**Task brief**
Copy all lines below exactly as written. Leave pictures out.

════════════════════

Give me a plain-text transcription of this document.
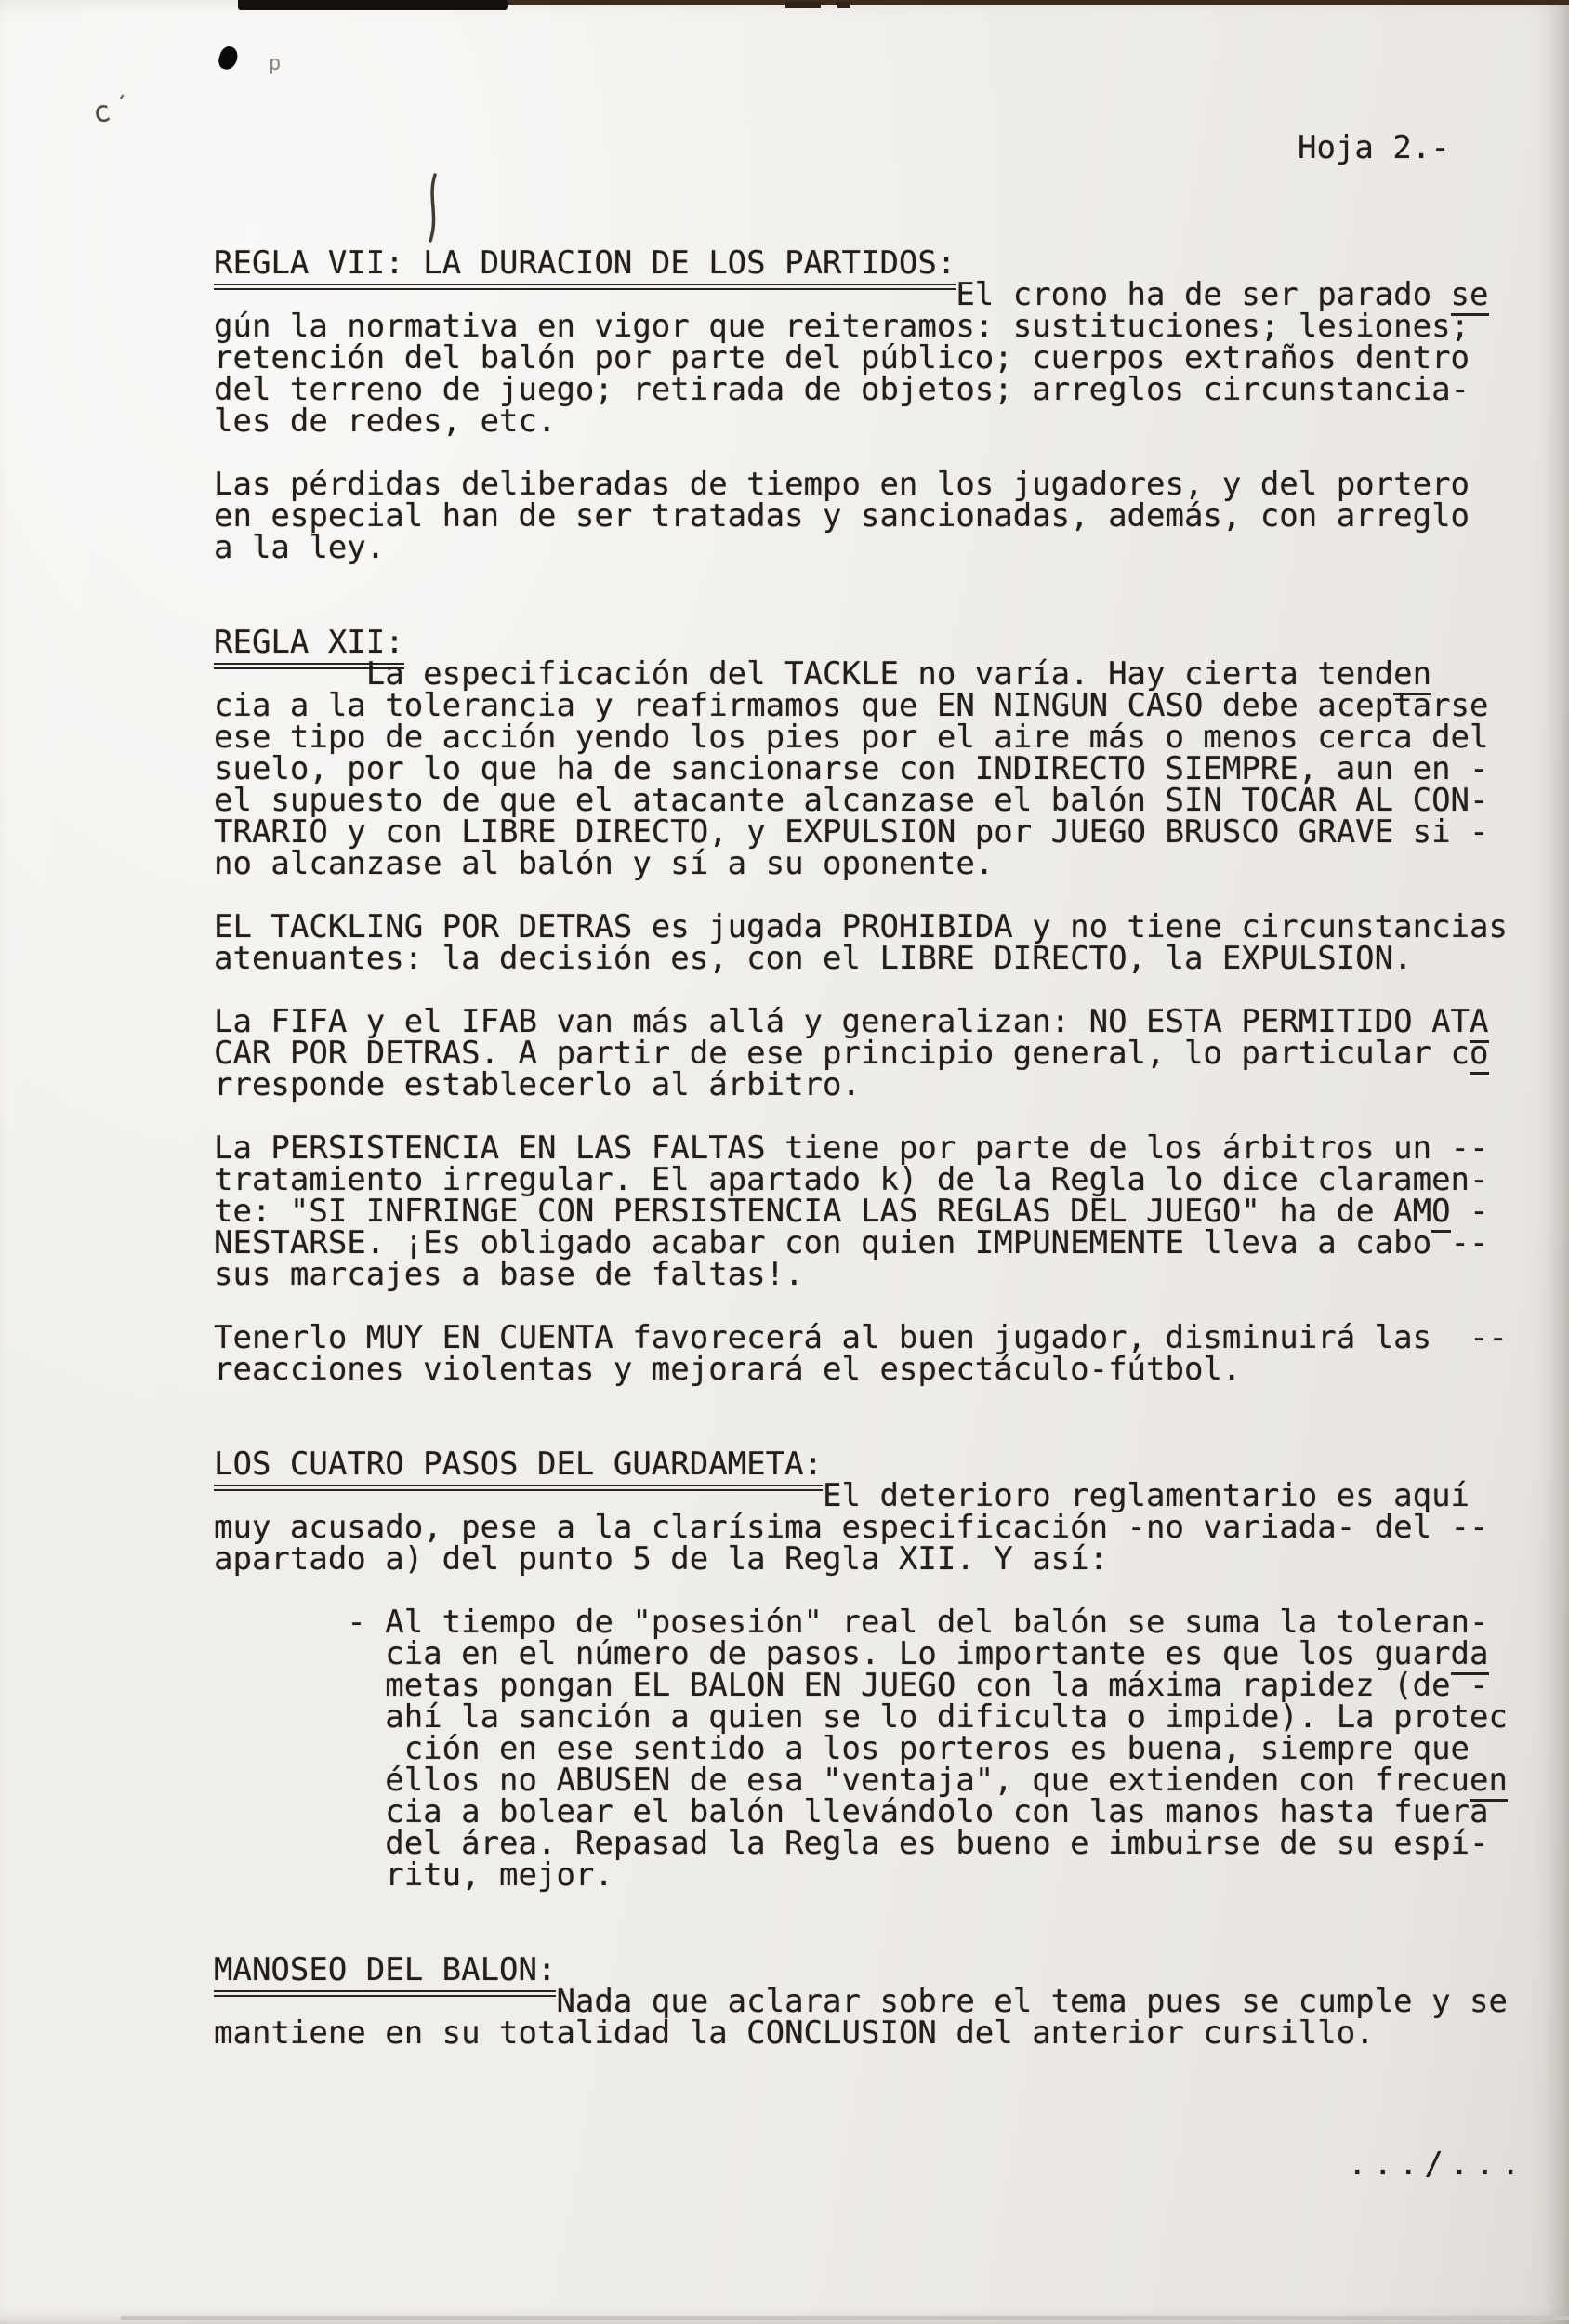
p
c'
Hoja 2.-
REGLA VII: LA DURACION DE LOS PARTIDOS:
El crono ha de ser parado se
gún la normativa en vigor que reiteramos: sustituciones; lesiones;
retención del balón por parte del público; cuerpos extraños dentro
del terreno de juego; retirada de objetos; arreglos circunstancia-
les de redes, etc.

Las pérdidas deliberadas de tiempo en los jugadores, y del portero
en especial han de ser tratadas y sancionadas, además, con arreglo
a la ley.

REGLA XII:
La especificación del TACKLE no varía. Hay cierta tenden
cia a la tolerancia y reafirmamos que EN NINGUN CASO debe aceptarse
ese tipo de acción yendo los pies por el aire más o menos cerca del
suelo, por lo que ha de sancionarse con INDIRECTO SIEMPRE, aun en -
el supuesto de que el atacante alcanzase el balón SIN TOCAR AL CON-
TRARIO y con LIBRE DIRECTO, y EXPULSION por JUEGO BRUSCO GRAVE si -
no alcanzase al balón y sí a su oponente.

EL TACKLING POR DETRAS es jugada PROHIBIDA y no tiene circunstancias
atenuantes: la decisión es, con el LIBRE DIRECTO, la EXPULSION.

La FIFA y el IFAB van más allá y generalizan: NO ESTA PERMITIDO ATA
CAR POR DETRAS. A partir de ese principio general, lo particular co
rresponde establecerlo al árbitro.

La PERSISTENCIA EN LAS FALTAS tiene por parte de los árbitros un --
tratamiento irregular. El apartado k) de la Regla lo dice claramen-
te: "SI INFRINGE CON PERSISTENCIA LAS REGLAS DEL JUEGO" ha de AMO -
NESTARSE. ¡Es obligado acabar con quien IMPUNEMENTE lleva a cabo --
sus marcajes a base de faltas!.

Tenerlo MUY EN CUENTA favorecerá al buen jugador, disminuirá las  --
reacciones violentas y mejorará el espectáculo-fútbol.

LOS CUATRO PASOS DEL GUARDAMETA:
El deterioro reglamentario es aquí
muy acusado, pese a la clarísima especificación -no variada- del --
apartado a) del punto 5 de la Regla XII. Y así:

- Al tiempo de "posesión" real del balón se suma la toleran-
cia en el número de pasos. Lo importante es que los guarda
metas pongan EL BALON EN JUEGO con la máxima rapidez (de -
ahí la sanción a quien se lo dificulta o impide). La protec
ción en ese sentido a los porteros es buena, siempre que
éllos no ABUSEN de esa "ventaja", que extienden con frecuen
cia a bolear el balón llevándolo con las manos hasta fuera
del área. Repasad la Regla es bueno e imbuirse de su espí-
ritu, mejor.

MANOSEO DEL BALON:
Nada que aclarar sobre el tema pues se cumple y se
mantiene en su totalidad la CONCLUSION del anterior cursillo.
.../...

════════════════════

**Expected output**
Give me a plain-text transcription of this document.
p
c'
Hoja 2.-
REGLA VII: LA DURACION DE LOS PARTIDOS:
El crono ha de ser parado se
gún la normativa en vigor que reiteramos: sustituciones; lesiones;
retención del balón por parte del público; cuerpos extraños dentro
del terreno de juego; retirada de objetos; arreglos circunstancia-
les de redes, etc.

Las pérdidas deliberadas de tiempo en los jugadores, y del portero
en especial han de ser tratadas y sancionadas, además, con arreglo
a la ley.

REGLA XII:
La especificación del TACKLE no varía. Hay cierta tenden
cia a la tolerancia y reafirmamos que EN NINGUN CASO debe aceptarse
ese tipo de acción yendo los pies por el aire más o menos cerca del
suelo, por lo que ha de sancionarse con INDIRECTO SIEMPRE, aun en -
el supuesto de que el atacante alcanzase el balón SIN TOCAR AL CON-
TRARIO y con LIBRE DIRECTO, y EXPULSION por JUEGO BRUSCO GRAVE si -
no alcanzase al balón y sí a su oponente.

EL TACKLING POR DETRAS es jugada PROHIBIDA y no tiene circunstancias
atenuantes: la decisión es, con el LIBRE DIRECTO, la EXPULSION.

La FIFA y el IFAB van más allá y generalizan: NO ESTA PERMITIDO ATA
CAR POR DETRAS. A partir de ese principio general, lo particular co
rresponde establecerlo al árbitro.

La PERSISTENCIA EN LAS FALTAS tiene por parte de los árbitros un --
tratamiento irregular. El apartado k) de la Regla lo dice claramen-
te: "SI INFRINGE CON PERSISTENCIA LAS REGLAS DEL JUEGO" ha de AMO -
NESTARSE. ¡Es obligado acabar con quien IMPUNEMENTE lleva a cabo --
sus marcajes a base de faltas!.

Tenerlo MUY EN CUENTA favorecerá al buen jugador, disminuirá las  --
reacciones violentas y mejorará el espectáculo-fútbol.

LOS CUATRO PASOS DEL GUARDAMETA:
El deterioro reglamentario es aquí
muy acusado, pese a la clarísima especificación -no variada- del --
apartado a) del punto 5 de la Regla XII. Y así:

- Al tiempo de "posesión" real del balón se suma la toleran-
cia en el número de pasos. Lo importante es que los guarda
metas pongan EL BALON EN JUEGO con la máxima rapidez (de -
ahí la sanción a quien se lo dificulta o impide). La protec
ción en ese sentido a los porteros es buena, siempre que
éllos no ABUSEN de esa "ventaja", que extienden con frecuen
cia a bolear el balón llevándolo con las manos hasta fuera
del área. Repasad la Regla es bueno e imbuirse de su espí-
ritu, mejor.

MANOSEO DEL BALON:
Nada que aclarar sobre el tema pues se cumple y se
mantiene en su totalidad la CONCLUSION del anterior cursillo.
.../...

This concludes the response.